From the listing below, extract each entry exactly as written, minus the images.

Provided records:
┄┄┄┄┄┄┄┄┄┄
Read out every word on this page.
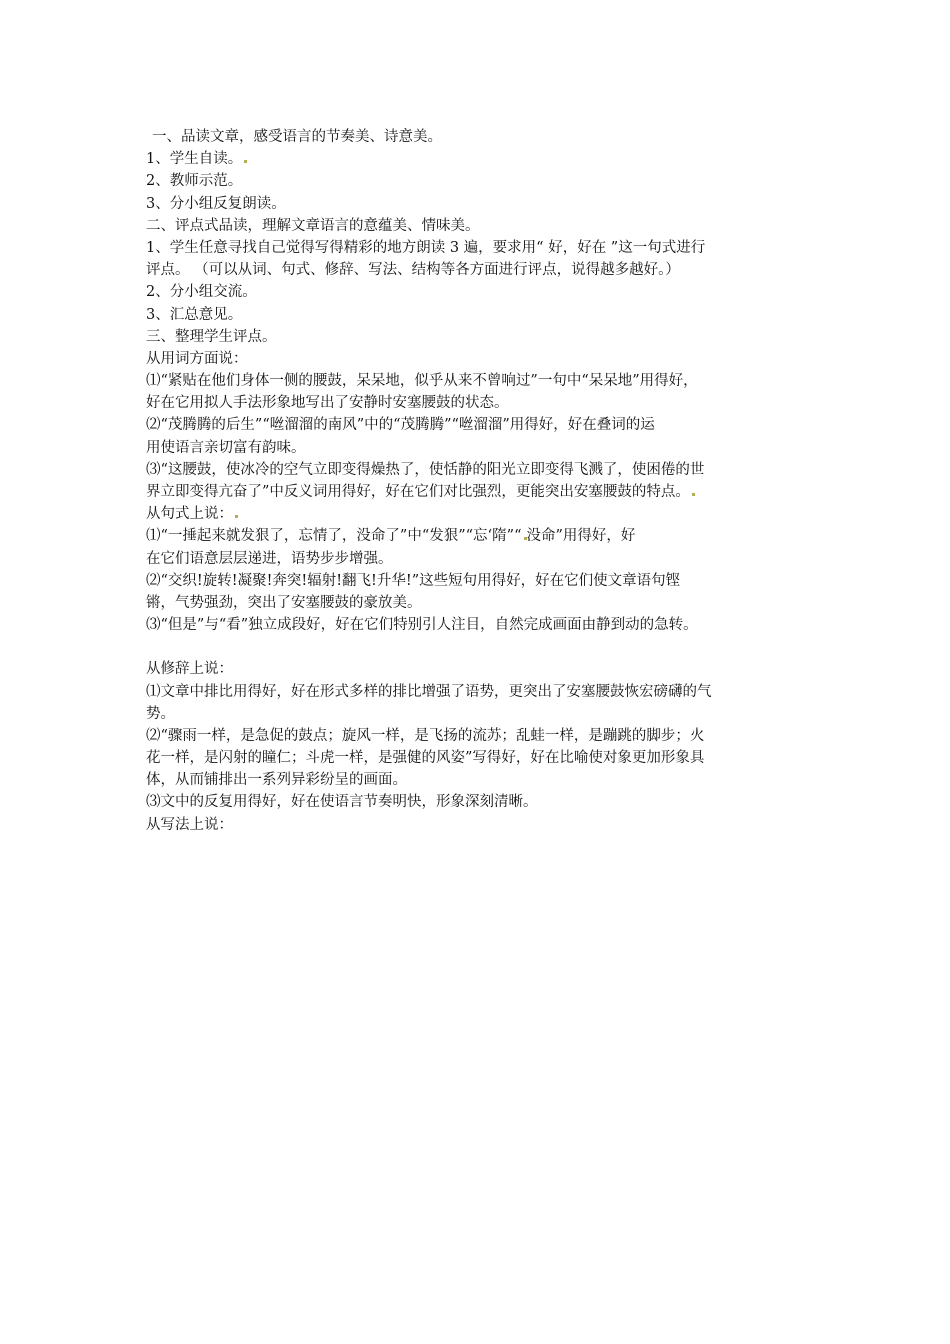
一、品读文章，感受语言的节奏美、诗意美。
1、学生自读。
2、教师示范。
3、分小组反复朗读。
二、评点式品读，理解文章语言的意蕴美、情味美。
1、学生任意寻找自己觉得写得精彩的地方朗读 3 遍，要求用“ 好，好在 ”这一句式进行
评点。 （可以从词、句式、修辞、写法、结构等各方面进行评点，说得越多越好。）
2、分小组交流。
3、汇总意见。
三、整理学生评点。
从用词方面说：
⑴“紧贴在他们身体一侧的腰鼓，呆呆地，似乎从来不曾响过”一句中“呆呆地”用得好，
好在它用拟人手法形象地写出了安静时安塞腰鼓的状态。
⑵“茂腾腾的后生”“咝溜溜的南风”中的“茂腾腾”“咝溜溜”用得好，好在叠词的运
用使语言亲切富有韵味。
⑶“这腰鼓，使冰冷的空气立即变得燥热了，使恬静的阳光立即变得飞溅了，使困倦的世
界立即变得亢奋了”中反义词用得好，好在它们对比强烈，更能突出安塞腰鼓的特点。
从句式上说：
⑴“一捶起来就发狠了，忘情了，没命了”中“发狠”“忘‘隋”“ 没命”用得好，好
在它们语意层层递进，语势步步增强。
⑵“交织!旋转!凝聚!奔突!辐射!翻飞!升华!”这些短句用得好，好在它们使文章语句铿
锵，气势强劲，突出了安塞腰鼓的豪放美。
⑶“但是”与“看”独立成段好，好在它们特别引人注目，自然完成画面由静到动的急转。
从修辞上说：
⑴文章中排比用得好，好在形式多样的排比增强了语势，更突出了安塞腰鼓恢宏磅礴的气
势。
⑵“骤雨一样，是急促的鼓点；旋风一样，是飞扬的流苏；乱蛙一样，是蹦跳的脚步；火
花一样，是闪射的瞳仁；斗虎一样，是强健的风姿”写得好，好在比喻使对象更加形象具
体，从而铺排出一系列异彩纷呈的画面。
⑶文中的反复用得好，好在使语言节奏明快，形象深刻清晰。
从写法上说：
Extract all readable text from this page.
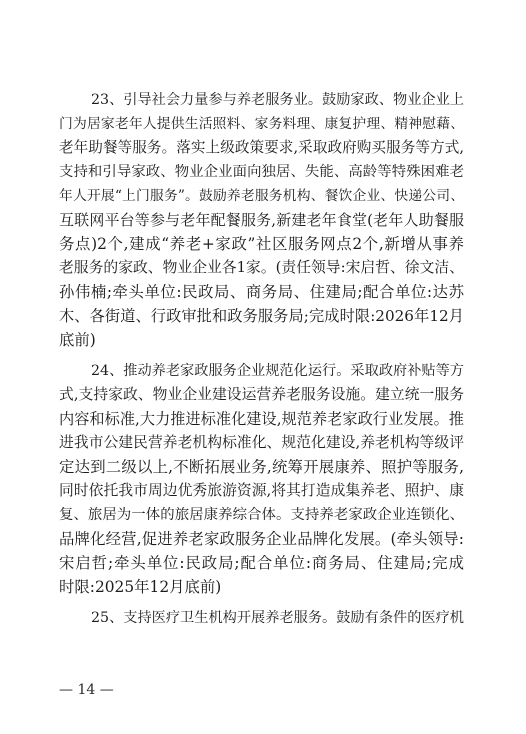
23、引导社会力量参与养老服务业。鼓励家政、物业企业上
门为居家老年人提供生活照料、家务料理、康复护理、精神慰藉、
老年助餐等服务。落实上级政策要求,采取政府购买服务等方式,
支持和引导家政、物业企业面向独居、失能、高龄等特殊困难老
年人开展“上门服务”。鼓励养老服务机构、餐饮企业、快递公司、
互联网平台等参与老年配餐服务,新建老年食堂(老年人助餐服
务点)2个,建成“养老+家政”社区服务网点2个,新增从事养
老服务的家政、物业企业各1家。(责任领导:宋启哲、徐文洁、
孙伟楠;牵头单位:民政局、商务局、住建局;配合单位:达苏
木、各街道、行政审批和政务服务局;完成时限:2026年12月
底前)
24、推动养老家政服务企业规范化运行。采取政府补贴等方
式,支持家政、物业企业建设运营养老服务设施。建立统一服务
内容和标准,大力推进标准化建设,规范养老家政行业发展。推
进我市公建民营养老机构标准化、规范化建设,养老机构等级评
定达到二级以上,不断拓展业务,统筹开展康养、照护等服务,
同时依托我市周边优秀旅游资源,将其打造成集养老、照护、康
复、旅居为一体的旅居康养综合体。支持养老家政企业连锁化、
品牌化经营,促进养老家政服务企业品牌化发展。(牵头领导:
宋启哲;牵头单位:民政局;配合单位:商务局、住建局;完成
时限:2025年12月底前)
25、支持医疗卫生机构开展养老服务。鼓励有条件的医疗机
— 14 —
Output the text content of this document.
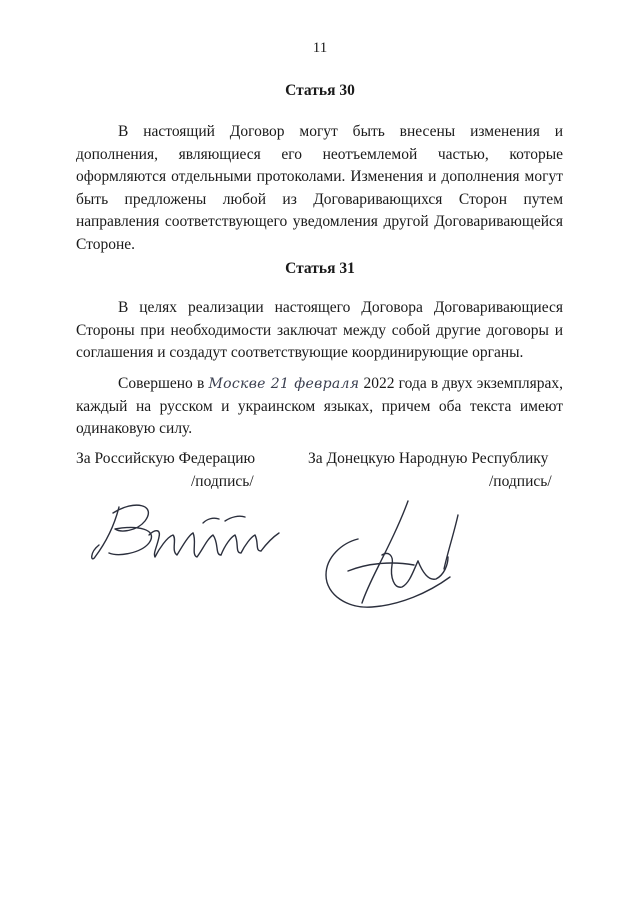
11
Статья 30
В настоящий Договор могут быть внесены изменения и дополнения, являющиеся его неотъемлемой частью, которые оформляются отдельными протоколами. Изменения и дополнения могут быть предложены любой из Договаривающихся Сторон путем направления соответствующего уведомления другой Договаривающейся Стороне.
Статья 31
В целях реализации настоящего Договора Договаривающиеся Стороны при необходимости заключат между собой другие договоры и соглашения и создадут соответствующие координирующие органы.
Совершено в Москве 21 февраля 2022 года в двух экземплярах, каждый на русском и украинском языках, причем оба текста имеют одинаковую силу.
За Российскую Федерацию
/подпись/
За Донецкую Народную Республику
/подпись/
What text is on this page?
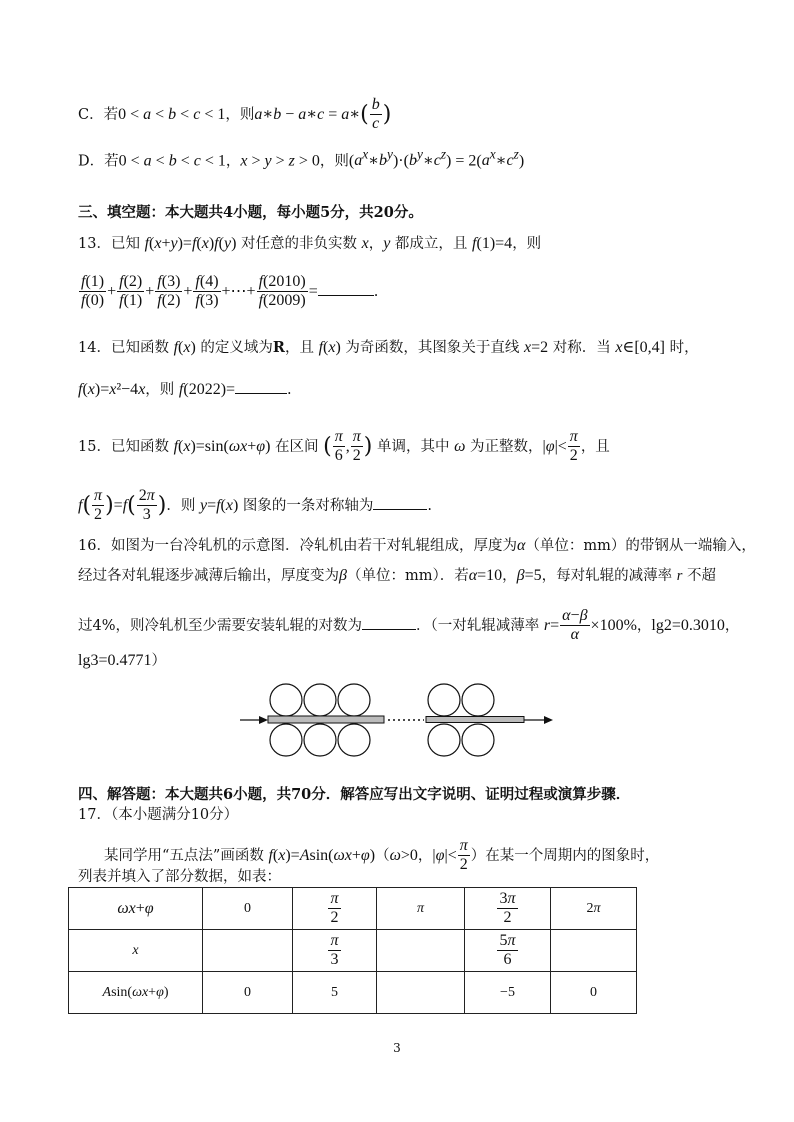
C．若0 < a < b < c < 1，则a∗b − a∗c = a∗( $\frac{b}{c}$ )
D．若0 < a < b < c < 1，x > y > z > 0，则$(a^x∗b^y)\cdot(b^y∗c^z)$ = $2(a^x∗c^z)$
三、填空题：本大题共4小题，每小题5分，共20分。
13．已知 f(x+y)=f(x)f(y) 对任意的非负实数 x，y 都成立，且 f(1)=4，则
$\frac{f(1)}{f(0)} + \frac{f(2)}{f(1)} + \frac{f(3)}{f(2)} + \frac{f(4)}{f(3)}$ +⋯+ $\frac{f(2010)}{f(2009)}$ =	.
14．已知函数 f(x) 的定义域为R，且 f(x) 为奇函数，其图象关于直线 x=2 对称．当 x∈[0,4] 时，
f(x)=x²−4x，则 f(2022)=	.
15．已知函数 f(x)=sin(ωx+φ) 在区间 ( $\frac{\pi}{6}$ , $\frac{\pi}{2}$ ) 单调，其中 ω 为正整数，$|\varphi|< \frac{\pi}{2}$ ，且
$f( \frac{\pi}{2} )=f( \frac{2\pi}{3}$ )．则 y=f(x) 图象的一条对称轴为	.
16．如图为一台冷轧机的示意图．冷轧机由若干对轧辊组成，厚度为α（单位：mm）的带钢从一端输入，
经过各对轧辊逐步减薄后输出，厚度变为β（单位：mm）．若α=10，β=5，每对轧辊的减薄率 r 不超
过4%，则冷轧机至少需要安装轧辊的对数为	．（一对轧辊减薄率 $r= \frac{\alpha-\beta}{\alpha} \times 100\%$，lg2=0.3010，
lg3=0.4771）
四、解答题：本大题共6小题，共70分．解答应写出文字说明、证明过程或演算步骤．
17．（本小题满分10分）
某同学用“五点法”画函数 f(x)=Asin(ωx+φ)（ω>0，$|\varphi|< \frac{\pi}{2}$ ）在某一个周期内的图象时，
列表并填入了部分数据，如表：
ωx+φ	0	$\frac{\pi}{2}$	π	$\frac{3\pi}{2}$	2π
x		$\frac{\pi}{3}$		$\frac{5\pi}{6}$

Asin(ωx+φ)	0	5		−5	0
3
┄┄┄┄┄┄┄┄┄┄
Exercise response:
Read out every word on this page.
一、品读文章，感受语言的节奏美、诗意美。
1、学生自读。
2、教师示范。
3、分小组反复朗读。
二、评点式品读，理解文章语言的意蕴美、情味美。
1、学生任意寻找自己觉得写得精彩的地方朗读 3 遍，要求用“ 好，好在 ”这一句式进行
评点。 （可以从词、句式、修辞、写法、结构等各方面进行评点，说得越多越好。）
2、分小组交流。
3、汇总意见。
三、整理学生评点。
从用词方面说：
⑴“紧贴在他们身体一侧的腰鼓，呆呆地，似乎从来不曾响过”一句中“呆呆地”用得好，
好在它用拟人手法形象地写出了安静时安塞腰鼓的状态。
⑵“茂腾腾的后生”“咝溜溜的南风”中的“茂腾腾”“咝溜溜”用得好，好在叠词的运
用使语言亲切富有韵味。
⑶“这腰鼓，使冰冷的空气立即变得燥热了，使恬静的阳光立即变得飞溅了，使困倦的世
界立即变得亢奋了”中反义词用得好，好在它们对比强烈，更能突出安塞腰鼓的特点。
从句式上说：
⑴“一捶起来就发狠了，忘情了，没命了”中“发狠”“忘‘隋”“ 没命”用得好，好
在它们语意层层递进，语势步步增强。
⑵“交织!旋转!凝聚!奔突!辐射!翻飞!升华!”这些短句用得好，好在它们使文章语句铿
锵，气势强劲，突出了安塞腰鼓的豪放美。
⑶“但是”与“看”独立成段好，好在它们特别引人注目，自然完成画面由静到动的急转。
从修辞上说：
⑴文章中排比用得好，好在形式多样的排比增强了语势，更突出了安塞腰鼓恢宏磅礴的气
势。
⑵“骤雨一样，是急促的鼓点；旋风一样，是飞扬的流苏；乱蛙一样，是蹦跳的脚步；火
花一样，是闪射的瞳仁；斗虎一样，是强健的风姿”写得好，好在比喻使对象更加形象具
体，从而铺排出一系列异彩纷呈的画面。
⑶文中的反复用得好，好在使语言节奏明快，形象深刻清晰。
从写法上说：
Extract all readable text from this page.
23、引导社会力量参与养老服务业。鼓励家政、物业企业上
门为居家老年人提供生活照料、家务料理、康复护理、精神慰藉、
老年助餐等服务。落实上级政策要求,采取政府购买服务等方式,
支持和引导家政、物业企业面向独居、失能、高龄等特殊困难老
年人开展“上门服务”。鼓励养老服务机构、餐饮企业、快递公司、
互联网平台等参与老年配餐服务,新建老年食堂(老年人助餐服
务点)2个,建成“养老+家政”社区服务网点2个,新增从事养
老服务的家政、物业企业各1家。(责任领导:宋启哲、徐文洁、
孙伟楠;牵头单位:民政局、商务局、住建局;配合单位:达苏
木、各街道、行政审批和政务服务局;完成时限:2026年12月
底前)
24、推动养老家政服务企业规范化运行。采取政府补贴等方
式,支持家政、物业企业建设运营养老服务设施。建立统一服务
内容和标准,大力推进标准化建设,规范养老家政行业发展。推
进我市公建民营养老机构标准化、规范化建设,养老机构等级评
定达到二级以上,不断拓展业务,统筹开展康养、照护等服务,
同时依托我市周边优秀旅游资源,将其打造成集养老、照护、康
复、旅居为一体的旅居康养综合体。支持养老家政企业连锁化、
品牌化经营,促进养老家政服务企业品牌化发展。(牵头领导:
宋启哲;牵头单位:民政局;配合单位:商务局、住建局;完成
时限:2025年12月底前)
25、支持医疗卫生机构开展养老服务。鼓励有条件的医疗机
— 14 —
Output the text content of this document.
11
Статья 30
В настоящий Договор могут быть внесены изменения и дополнения, являющиеся его неотъемлемой частью, которые оформляются отдельными протоколами. Изменения и дополнения могут быть предложены любой из Договаривающихся Сторон путем направления соответствующего уведомления другой Договаривающейся Стороне.
Статья 31
В целях реализации настоящего Договора Договаривающиеся Стороны при необходимости заключат между собой другие договоры и соглашения и создадут соответствующие координирующие органы.
Совершено в Москве 21 февраля 2022 года в двух экземплярах, каждый на русском и украинском языках, причем оба текста имеют одинаковую силу.
За Российскую Федерацию
/подпись/
За Донецкую Народную Республику
/подпись/
What text is on this page?
C．若0 < a < b < c < 1，则a∗b − a∗c = a∗( $\frac{b}{c}$ )
D．若0 < a < b < c < 1，x > y > z > 0，则$(a^x∗b^y)\cdot(b^y∗c^z)$ = $2(a^x∗c^z)$
三、填空题：本大题共4小题，每小题5分，共20分。
13．已知 f(x+y)=f(x)f(y) 对任意的非负实数 x，y 都成立，且 f(1)=4，则
$\frac{f(1)}{f(0)} + \frac{f(2)}{f(1)} + \frac{f(3)}{f(2)} + \frac{f(4)}{f(3)}$ +⋯+ $\frac{f(2010)}{f(2009)}$ =	.
14．已知函数 f(x) 的定义域为R，且 f(x) 为奇函数，其图象关于直线 x=2 对称．当 x∈[0,4] 时，
f(x)=x²−4x，则 f(2022)=	.
15．已知函数 f(x)=sin(ωx+φ) 在区间 ( $\frac{\pi}{6}$ , $\frac{\pi}{2}$ ) 单调，其中 ω 为正整数，$|\varphi|< \frac{\pi}{2}$ ，且
$f( \frac{\pi}{2} )=f( \frac{2\pi}{3}$ )．则 y=f(x) 图象的一条对称轴为	.
16．如图为一台冷轧机的示意图．冷轧机由若干对轧辊组成，厚度为α（单位：mm）的带钢从一端输入，
经过各对轧辊逐步减薄后输出，厚度变为β（单位：mm）．若α=10，β=5，每对轧辊的减薄率 r 不超
过4%，则冷轧机至少需要安装轧辊的对数为	．（一对轧辊减薄率 $r= \frac{\alpha-\beta}{\alpha} \times 100\%$，lg2=0.3010，
lg3=0.4771）
四、解答题：本大题共6小题，共70分．解答应写出文字说明、证明过程或演算步骤．
17．（本小题满分10分）
某同学用“五点法”画函数 f(x)=Asin(ωx+φ)（ω>0，$|\varphi|< \frac{\pi}{2}$ ）在某一个周期内的图象时，
列表并填入了部分数据，如表：
ωx+φ	0	$\frac{\pi}{2}$	π	$\frac{3\pi}{2}$	2π
x		$\frac{\pi}{3}$		$\frac{5\pi}{6}$

Asin(ωx+φ)	0	5		−5	0
3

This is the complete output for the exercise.